## INSTRUCTIONS FOR THE TASK
Reproduce all of the material word for word.

## DATA EXCERPTS
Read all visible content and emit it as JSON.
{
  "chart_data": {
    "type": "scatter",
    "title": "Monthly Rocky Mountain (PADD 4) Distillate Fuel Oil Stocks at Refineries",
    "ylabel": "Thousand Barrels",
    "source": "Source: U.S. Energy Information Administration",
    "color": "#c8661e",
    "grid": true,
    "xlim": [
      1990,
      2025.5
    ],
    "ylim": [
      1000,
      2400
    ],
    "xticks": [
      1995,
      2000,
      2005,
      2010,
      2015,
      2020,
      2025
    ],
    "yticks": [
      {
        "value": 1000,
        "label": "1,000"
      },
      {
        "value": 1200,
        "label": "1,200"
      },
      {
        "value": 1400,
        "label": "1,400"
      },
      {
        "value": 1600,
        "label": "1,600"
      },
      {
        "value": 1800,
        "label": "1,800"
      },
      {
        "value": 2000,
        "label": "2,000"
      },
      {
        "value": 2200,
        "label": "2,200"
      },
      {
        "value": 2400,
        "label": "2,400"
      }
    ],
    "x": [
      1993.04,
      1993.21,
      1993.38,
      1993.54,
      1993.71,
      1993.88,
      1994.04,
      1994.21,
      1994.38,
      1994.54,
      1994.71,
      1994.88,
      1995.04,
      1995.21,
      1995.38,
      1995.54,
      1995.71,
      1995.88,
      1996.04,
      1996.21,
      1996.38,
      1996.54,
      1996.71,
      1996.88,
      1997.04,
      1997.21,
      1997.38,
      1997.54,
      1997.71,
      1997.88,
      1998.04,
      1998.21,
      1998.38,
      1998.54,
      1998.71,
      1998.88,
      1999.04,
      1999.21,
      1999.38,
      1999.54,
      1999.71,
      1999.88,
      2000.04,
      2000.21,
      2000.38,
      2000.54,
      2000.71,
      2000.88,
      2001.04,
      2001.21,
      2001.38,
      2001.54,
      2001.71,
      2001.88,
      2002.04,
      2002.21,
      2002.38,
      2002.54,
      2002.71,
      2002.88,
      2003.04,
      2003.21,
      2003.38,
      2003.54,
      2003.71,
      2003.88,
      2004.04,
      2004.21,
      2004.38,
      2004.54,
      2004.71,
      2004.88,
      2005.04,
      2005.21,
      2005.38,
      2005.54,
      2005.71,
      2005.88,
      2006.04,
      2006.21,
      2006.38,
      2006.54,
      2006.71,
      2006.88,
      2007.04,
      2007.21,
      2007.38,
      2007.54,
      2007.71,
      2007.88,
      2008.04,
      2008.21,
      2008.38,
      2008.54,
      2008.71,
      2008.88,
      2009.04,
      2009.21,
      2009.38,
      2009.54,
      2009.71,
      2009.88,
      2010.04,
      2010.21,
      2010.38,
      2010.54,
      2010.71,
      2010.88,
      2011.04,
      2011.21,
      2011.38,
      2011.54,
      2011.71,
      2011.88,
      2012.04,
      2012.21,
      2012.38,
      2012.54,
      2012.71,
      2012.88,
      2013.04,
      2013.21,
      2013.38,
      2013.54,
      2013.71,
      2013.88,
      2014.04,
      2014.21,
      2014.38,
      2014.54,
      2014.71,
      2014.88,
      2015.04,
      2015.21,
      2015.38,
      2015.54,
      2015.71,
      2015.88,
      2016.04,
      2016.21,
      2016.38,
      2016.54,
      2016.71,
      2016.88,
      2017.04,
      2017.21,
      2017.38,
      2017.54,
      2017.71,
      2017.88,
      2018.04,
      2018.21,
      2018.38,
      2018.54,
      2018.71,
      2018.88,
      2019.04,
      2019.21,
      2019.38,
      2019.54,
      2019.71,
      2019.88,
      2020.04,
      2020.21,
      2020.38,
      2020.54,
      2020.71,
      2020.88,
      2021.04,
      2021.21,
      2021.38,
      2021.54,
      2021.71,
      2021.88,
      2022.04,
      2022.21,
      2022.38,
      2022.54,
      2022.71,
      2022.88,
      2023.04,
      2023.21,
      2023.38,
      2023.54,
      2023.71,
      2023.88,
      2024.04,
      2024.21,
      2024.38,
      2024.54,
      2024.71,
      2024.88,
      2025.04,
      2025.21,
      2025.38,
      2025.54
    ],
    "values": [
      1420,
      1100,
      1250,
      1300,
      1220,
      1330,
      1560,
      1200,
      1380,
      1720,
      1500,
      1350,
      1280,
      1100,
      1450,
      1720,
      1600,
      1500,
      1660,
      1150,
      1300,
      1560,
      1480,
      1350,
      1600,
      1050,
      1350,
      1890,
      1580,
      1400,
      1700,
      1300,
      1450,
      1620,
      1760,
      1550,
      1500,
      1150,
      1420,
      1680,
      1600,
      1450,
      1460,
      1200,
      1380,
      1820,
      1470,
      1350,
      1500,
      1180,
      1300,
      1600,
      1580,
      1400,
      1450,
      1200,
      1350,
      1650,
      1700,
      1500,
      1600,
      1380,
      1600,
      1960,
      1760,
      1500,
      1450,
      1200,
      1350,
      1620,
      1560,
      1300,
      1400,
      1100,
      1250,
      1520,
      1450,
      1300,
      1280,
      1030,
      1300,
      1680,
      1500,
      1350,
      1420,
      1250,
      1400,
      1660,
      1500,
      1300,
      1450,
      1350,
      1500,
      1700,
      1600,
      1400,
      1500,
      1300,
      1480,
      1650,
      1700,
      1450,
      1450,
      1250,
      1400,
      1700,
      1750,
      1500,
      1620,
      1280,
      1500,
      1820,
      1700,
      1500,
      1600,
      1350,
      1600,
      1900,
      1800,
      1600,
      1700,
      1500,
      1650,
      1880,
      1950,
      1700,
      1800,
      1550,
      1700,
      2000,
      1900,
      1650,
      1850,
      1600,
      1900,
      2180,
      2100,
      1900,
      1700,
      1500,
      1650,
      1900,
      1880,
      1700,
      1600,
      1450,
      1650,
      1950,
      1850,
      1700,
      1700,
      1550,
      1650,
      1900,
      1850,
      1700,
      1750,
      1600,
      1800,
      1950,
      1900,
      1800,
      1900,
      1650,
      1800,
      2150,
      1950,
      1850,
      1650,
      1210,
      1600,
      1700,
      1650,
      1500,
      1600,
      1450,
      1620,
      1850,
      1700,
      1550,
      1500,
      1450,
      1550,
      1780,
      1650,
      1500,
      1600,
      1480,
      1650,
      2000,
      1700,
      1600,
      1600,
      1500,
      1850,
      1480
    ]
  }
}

## OUTPUT OF THE TASK
Read all visible content and emit it as JSON.
{
  "chart_data": {
    "type": "scatter",
    "title": "Monthly Rocky Mountain (PADD 4) Distillate Fuel Oil Stocks at Refineries",
    "ylabel": "Thousand Barrels",
    "source": "Source: U.S. Energy Information Administration",
    "color": "#c8661e",
    "grid": true,
    "xlim": [
      1990,
      2025.5
    ],
    "ylim": [
      1000,
      2400
    ],
    "xticks": [
      1995,
      2000,
      2005,
      2010,
      2015,
      2020,
      2025
    ],
    "yticks": [
      {
        "value": 1000,
        "label": "1,000"
      },
      {
        "value": 1200,
        "label": "1,200"
      },
      {
        "value": 1400,
        "label": "1,400"
      },
      {
        "value": 1600,
        "label": "1,600"
      },
      {
        "value": 1800,
        "label": "1,800"
      },
      {
        "value": 2000,
        "label": "2,000"
      },
      {
        "value": 2200,
        "label": "2,200"
      },
      {
        "value": 2400,
        "label": "2,400"
      }
    ],
    "x": [
      1993.04,
      1993.21,
      1993.38,
      1993.54,
      1993.71,
      1993.88,
      1994.04,
      1994.21,
      1994.38,
      1994.54,
      1994.71,
      1994.88,
      1995.04,
      1995.21,
      1995.38,
      1995.54,
      1995.71,
      1995.88,
      1996.04,
      1996.21,
      1996.38,
      1996.54,
      1996.71,
      1996.88,
      1997.04,
      1997.21,
      1997.38,
      1997.54,
      1997.71,
      1997.88,
      1998.04,
      1998.21,
      1998.38,
      1998.54,
      1998.71,
      1998.88,
      1999.04,
      1999.21,
      1999.38,
      1999.54,
      1999.71,
      1999.88,
      2000.04,
      2000.21,
      2000.38,
      2000.54,
      2000.71,
      2000.88,
      2001.04,
      2001.21,
      2001.38,
      2001.54,
      2001.71,
      2001.88,
      2002.04,
      2002.21,
      2002.38,
      2002.54,
      2002.71,
      2002.88,
      2003.04,
      2003.21,
      2003.38,
      2003.54,
      2003.71,
      2003.88,
      2004.04,
      2004.21,
      2004.38,
      2004.54,
      2004.71,
      2004.88,
      2005.04,
      2005.21,
      2005.38,
      2005.54,
      2005.71,
      2005.88,
      2006.04,
      2006.21,
      2006.38,
      2006.54,
      2006.71,
      2006.88,
      2007.04,
      2007.21,
      2007.38,
      2007.54,
      2007.71,
      2007.88,
      2008.04,
      2008.21,
      2008.38,
      2008.54,
      2008.71,
      2008.88,
      2009.04,
      2009.21,
      2009.38,
      2009.54,
      2009.71,
      2009.88,
      2010.04,
      2010.21,
      2010.38,
      2010.54,
      2010.71,
      2010.88,
      2011.04,
      2011.21,
      2011.38,
      2011.54,
      2011.71,
      2011.88,
      2012.04,
      2012.21,
      2012.38,
      2012.54,
      2012.71,
      2012.88,
      2013.04,
      2013.21,
      2013.38,
      2013.54,
      2013.71,
      2013.88,
      2014.04,
      2014.21,
      2014.38,
      2014.54,
      2014.71,
      2014.88,
      2015.04,
      2015.21,
      2015.38,
      2015.54,
      2015.71,
      2015.88,
      2016.04,
      2016.21,
      2016.38,
      2016.54,
      2016.71,
      2016.88,
      2017.04,
      2017.21,
      2017.38,
      2017.54,
      2017.71,
      2017.88,
      2018.04,
      2018.21,
      2018.38,
      2018.54,
      2018.71,
      2018.88,
      2019.04,
      2019.21,
      2019.38,
      2019.54,
      2019.71,
      2019.88,
      2020.04,
      2020.21,
      2020.38,
      2020.54,
      2020.71,
      2020.88,
      2021.04,
      2021.21,
      2021.38,
      2021.54,
      2021.71,
      2021.88,
      2022.04,
      2022.21,
      2022.38,
      2022.54,
      2022.71,
      2022.88,
      2023.04,
      2023.21,
      2023.38,
      2023.54,
      2023.71,
      2023.88,
      2024.04,
      2024.21,
      2024.38,
      2024.54,
      2024.71,
      2024.88,
      2025.04,
      2025.21,
      2025.38,
      2025.54
    ],
    "values": [
      1420,
      1100,
      1250,
      1300,
      1220,
      1330,
      1560,
      1200,
      1380,
      1720,
      1500,
      1350,
      1280,
      1100,
      1450,
      1720,
      1600,
      1500,
      1660,
      1150,
      1300,
      1560,
      1480,
      1350,
      1600,
      1050,
      1350,
      1890,
      1580,
      1400,
      1700,
      1300,
      1450,
      1620,
      1760,
      1550,
      1500,
      1150,
      1420,
      1680,
      1600,
      1450,
      1460,
      1200,
      1380,
      1820,
      1470,
      1350,
      1500,
      1180,
      1300,
      1600,
      1580,
      1400,
      1450,
      1200,
      1350,
      1650,
      1700,
      1500,
      1600,
      1380,
      1600,
      1960,
      1760,
      1500,
      1450,
      1200,
      1350,
      1620,
      1560,
      1300,
      1400,
      1100,
      1250,
      1520,
      1450,
      1300,
      1280,
      1030,
      1300,
      1680,
      1500,
      1350,
      1420,
      1250,
      1400,
      1660,
      1500,
      1300,
      1450,
      1350,
      1500,
      1700,
      1600,
      1400,
      1500,
      1300,
      1480,
      1650,
      1700,
      1450,
      1450,
      1250,
      1400,
      1700,
      1750,
      1500,
      1620,
      1280,
      1500,
      1820,
      1700,
      1500,
      1600,
      1350,
      1600,
      1900,
      1800,
      1600,
      1700,
      1500,
      1650,
      1880,
      1950,
      1700,
      1800,
      1550,
      1700,
      2000,
      1900,
      1650,
      1850,
      1600,
      1900,
      2180,
      2100,
      1900,
      1700,
      1500,
      1650,
      1900,
      1880,
      1700,
      1600,
      1450,
      1650,
      1950,
      1850,
      1700,
      1700,
      1550,
      1650,
      1900,
      1850,
      1700,
      1750,
      1600,
      1800,
      1950,
      1900,
      1800,
      1900,
      1650,
      1800,
      2150,
      1950,
      1850,
      1650,
      1210,
      1600,
      1700,
      1650,
      1500,
      1600,
      1450,
      1620,
      1850,
      1700,
      1550,
      1500,
      1450,
      1550,
      1780,
      1650,
      1500,
      1600,
      1480,
      1650,
      2000,
      1700,
      1600,
      1600,
      1500,
      1850,
      1480
    ]
  }
}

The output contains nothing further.